REQUIRED WORK: Report, word for word, every line of the material that contains "only".

^^^^

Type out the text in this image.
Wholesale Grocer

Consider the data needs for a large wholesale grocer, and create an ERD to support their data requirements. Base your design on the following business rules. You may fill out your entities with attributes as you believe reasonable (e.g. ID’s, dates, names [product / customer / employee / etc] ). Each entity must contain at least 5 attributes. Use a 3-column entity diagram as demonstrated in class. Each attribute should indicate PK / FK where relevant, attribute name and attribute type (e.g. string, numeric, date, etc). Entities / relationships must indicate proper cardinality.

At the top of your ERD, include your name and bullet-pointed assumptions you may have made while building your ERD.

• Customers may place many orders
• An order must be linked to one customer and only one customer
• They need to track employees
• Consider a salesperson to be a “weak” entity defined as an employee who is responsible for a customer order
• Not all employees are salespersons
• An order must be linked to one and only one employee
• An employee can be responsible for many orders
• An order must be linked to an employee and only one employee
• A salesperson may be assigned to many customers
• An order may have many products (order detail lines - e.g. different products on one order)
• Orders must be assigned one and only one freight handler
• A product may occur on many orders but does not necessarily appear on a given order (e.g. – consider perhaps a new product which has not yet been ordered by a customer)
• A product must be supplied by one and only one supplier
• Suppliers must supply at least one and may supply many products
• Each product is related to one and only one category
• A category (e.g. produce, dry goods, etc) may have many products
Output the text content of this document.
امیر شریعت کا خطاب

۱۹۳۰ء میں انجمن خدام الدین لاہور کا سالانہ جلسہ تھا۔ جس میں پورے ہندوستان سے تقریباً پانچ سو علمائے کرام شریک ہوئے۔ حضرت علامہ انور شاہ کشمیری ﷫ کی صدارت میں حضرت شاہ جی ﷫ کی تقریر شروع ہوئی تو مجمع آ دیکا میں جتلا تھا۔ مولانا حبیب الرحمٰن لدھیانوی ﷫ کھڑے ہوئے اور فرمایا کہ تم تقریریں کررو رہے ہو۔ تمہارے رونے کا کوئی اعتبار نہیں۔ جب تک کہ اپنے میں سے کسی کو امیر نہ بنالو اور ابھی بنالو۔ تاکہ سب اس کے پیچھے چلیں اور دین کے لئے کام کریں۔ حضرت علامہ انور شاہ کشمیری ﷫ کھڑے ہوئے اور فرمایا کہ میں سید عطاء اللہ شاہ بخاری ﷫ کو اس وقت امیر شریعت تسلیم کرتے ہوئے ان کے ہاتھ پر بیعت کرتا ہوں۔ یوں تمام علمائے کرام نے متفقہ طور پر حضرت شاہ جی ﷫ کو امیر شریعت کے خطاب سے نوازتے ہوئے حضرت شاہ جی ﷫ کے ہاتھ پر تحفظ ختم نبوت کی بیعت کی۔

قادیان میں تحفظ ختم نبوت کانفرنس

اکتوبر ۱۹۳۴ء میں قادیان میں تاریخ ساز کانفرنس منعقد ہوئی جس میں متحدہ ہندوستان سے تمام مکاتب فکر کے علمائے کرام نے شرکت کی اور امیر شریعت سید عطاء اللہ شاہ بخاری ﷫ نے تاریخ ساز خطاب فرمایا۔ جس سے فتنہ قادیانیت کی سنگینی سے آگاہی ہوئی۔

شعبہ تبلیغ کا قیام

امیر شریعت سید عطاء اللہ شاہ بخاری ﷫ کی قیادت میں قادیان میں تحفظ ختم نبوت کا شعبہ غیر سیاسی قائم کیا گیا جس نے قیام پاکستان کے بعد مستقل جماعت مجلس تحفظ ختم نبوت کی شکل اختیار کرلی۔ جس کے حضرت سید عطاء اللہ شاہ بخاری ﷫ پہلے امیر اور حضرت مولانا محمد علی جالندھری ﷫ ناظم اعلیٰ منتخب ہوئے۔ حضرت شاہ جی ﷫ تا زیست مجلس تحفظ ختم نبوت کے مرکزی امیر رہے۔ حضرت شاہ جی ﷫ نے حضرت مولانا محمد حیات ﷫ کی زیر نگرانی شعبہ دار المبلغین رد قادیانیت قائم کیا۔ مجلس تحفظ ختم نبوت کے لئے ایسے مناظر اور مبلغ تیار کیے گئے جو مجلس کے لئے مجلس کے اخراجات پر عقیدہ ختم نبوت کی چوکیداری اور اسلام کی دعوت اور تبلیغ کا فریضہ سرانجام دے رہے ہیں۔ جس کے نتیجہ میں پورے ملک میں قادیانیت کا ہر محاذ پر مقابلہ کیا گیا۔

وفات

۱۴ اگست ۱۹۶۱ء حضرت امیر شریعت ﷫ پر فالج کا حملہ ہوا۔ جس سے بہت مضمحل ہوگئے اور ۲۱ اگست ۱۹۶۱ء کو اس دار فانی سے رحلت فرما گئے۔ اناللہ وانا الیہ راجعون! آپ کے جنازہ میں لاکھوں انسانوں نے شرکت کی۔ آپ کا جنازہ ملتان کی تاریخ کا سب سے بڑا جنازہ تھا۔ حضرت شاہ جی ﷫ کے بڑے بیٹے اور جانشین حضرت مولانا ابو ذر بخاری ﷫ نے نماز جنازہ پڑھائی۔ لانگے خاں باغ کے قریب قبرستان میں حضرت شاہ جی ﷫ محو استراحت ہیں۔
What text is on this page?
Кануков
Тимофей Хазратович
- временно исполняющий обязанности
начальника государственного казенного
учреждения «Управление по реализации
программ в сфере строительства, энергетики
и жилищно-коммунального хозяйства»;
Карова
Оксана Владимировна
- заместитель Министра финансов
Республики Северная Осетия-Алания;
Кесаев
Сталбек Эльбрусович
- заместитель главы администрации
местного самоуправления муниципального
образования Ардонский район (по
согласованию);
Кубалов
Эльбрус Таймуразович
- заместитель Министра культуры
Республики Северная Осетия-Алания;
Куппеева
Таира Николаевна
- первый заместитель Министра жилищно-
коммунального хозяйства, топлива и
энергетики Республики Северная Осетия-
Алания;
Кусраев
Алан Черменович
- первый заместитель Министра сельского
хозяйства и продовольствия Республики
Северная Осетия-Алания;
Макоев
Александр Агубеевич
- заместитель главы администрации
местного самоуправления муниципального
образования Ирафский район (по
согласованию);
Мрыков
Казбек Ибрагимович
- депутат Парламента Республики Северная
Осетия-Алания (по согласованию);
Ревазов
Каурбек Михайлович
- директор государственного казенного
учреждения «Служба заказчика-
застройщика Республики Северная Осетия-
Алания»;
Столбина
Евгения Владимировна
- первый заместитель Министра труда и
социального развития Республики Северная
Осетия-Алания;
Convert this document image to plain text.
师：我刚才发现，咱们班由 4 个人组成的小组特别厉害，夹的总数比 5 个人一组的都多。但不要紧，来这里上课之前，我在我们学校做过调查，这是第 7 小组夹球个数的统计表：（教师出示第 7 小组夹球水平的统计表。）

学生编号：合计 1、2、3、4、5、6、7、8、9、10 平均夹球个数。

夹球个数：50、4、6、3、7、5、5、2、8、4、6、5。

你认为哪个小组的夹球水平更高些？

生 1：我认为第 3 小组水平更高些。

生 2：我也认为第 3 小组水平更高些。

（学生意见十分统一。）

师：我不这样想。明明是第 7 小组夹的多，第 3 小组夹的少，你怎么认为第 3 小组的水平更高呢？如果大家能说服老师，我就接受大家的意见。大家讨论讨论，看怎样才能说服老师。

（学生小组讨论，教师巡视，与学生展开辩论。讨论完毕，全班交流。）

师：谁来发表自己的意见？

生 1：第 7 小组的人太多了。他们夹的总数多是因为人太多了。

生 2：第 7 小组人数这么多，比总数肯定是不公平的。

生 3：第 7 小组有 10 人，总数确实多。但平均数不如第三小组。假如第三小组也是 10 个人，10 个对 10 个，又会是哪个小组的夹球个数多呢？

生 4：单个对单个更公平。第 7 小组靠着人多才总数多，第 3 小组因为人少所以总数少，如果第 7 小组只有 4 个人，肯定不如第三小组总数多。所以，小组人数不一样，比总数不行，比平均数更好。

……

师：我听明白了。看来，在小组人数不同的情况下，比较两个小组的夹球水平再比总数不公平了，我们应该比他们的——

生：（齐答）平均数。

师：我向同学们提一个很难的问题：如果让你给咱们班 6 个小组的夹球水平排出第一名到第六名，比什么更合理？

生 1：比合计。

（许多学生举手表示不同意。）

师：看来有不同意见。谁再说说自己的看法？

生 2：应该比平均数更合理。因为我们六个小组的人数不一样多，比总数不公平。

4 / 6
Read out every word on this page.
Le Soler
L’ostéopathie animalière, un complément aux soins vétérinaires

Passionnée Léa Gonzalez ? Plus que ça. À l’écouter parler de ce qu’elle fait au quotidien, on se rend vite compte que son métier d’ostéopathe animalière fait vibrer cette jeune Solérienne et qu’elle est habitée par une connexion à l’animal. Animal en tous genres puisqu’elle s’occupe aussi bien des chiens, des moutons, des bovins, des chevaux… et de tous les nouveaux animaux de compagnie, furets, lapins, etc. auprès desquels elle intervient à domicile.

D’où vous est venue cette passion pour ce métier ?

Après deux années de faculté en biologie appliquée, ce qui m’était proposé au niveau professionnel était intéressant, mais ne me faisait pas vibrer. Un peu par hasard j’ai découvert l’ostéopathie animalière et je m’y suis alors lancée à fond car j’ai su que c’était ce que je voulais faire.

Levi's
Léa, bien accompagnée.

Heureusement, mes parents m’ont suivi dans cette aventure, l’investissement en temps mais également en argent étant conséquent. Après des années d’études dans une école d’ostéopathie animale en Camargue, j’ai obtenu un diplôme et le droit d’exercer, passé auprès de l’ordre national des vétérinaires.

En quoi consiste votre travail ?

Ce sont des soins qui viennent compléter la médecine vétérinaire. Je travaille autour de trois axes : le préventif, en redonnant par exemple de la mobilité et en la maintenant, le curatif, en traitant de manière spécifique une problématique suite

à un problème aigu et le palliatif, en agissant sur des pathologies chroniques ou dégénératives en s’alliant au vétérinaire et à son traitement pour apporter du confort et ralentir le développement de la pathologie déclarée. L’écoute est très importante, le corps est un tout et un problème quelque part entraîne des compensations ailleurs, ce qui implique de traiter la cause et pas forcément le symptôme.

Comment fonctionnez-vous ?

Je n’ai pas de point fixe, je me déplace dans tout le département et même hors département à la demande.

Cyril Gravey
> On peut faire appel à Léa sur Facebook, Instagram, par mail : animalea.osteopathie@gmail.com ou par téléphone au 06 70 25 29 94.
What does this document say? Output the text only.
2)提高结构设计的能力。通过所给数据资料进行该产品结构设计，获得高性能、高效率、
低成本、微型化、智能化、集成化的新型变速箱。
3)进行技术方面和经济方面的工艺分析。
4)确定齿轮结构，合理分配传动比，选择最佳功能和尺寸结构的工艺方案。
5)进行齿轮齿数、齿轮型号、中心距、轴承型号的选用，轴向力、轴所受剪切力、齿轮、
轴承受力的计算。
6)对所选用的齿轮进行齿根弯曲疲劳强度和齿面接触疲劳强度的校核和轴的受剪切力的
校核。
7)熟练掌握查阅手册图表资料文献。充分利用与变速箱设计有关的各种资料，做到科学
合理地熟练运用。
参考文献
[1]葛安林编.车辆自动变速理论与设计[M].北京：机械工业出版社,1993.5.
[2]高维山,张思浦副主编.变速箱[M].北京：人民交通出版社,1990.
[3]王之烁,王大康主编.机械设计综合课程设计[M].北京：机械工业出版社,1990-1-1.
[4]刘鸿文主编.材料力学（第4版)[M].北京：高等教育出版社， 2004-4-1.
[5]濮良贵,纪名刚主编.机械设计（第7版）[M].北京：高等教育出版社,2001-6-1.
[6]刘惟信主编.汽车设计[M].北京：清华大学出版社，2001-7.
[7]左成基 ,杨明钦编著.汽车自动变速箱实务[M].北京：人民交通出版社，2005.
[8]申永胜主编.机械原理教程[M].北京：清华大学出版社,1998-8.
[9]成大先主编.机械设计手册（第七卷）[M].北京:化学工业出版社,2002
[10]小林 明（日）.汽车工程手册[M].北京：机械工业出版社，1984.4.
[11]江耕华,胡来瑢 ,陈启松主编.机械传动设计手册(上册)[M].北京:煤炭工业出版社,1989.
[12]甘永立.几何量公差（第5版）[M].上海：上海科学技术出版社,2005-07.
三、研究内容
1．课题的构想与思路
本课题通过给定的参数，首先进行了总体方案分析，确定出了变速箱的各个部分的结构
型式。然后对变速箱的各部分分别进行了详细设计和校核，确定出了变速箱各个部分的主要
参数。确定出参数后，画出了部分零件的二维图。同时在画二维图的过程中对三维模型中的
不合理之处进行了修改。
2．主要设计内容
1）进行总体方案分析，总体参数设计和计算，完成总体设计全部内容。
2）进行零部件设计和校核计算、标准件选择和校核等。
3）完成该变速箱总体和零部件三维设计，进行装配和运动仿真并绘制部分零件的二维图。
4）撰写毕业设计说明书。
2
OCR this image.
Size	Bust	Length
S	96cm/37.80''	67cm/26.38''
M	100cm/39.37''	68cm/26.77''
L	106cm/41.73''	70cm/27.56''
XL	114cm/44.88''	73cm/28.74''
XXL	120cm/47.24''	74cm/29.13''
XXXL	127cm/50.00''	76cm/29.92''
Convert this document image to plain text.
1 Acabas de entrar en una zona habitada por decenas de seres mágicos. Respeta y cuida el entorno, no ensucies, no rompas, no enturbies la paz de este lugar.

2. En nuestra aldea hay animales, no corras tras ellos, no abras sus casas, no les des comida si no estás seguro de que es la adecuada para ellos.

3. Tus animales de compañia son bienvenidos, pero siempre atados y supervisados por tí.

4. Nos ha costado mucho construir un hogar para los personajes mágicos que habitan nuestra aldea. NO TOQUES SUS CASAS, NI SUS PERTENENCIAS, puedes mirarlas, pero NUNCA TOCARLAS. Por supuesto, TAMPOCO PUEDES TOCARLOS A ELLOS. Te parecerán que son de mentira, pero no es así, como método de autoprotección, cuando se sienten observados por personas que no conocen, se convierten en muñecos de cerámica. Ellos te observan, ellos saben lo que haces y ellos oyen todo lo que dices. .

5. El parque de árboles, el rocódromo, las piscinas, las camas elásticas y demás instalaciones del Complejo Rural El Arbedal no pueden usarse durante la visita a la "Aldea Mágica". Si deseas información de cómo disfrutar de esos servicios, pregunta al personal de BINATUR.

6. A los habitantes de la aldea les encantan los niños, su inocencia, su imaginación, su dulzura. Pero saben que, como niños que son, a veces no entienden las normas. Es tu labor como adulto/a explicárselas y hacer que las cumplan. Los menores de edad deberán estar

^^^^

CORRECT ANSWER:
• An order must be linked to one customer and only one customer
• An order must be linked to one and only one employee
• An order must be linked to an employee and only one employee
• Orders must be assigned one and only one freight handler
• A product must be supplied by one and only one supplier
• Each product is related to one and only one category
What does this document say? Output the text only.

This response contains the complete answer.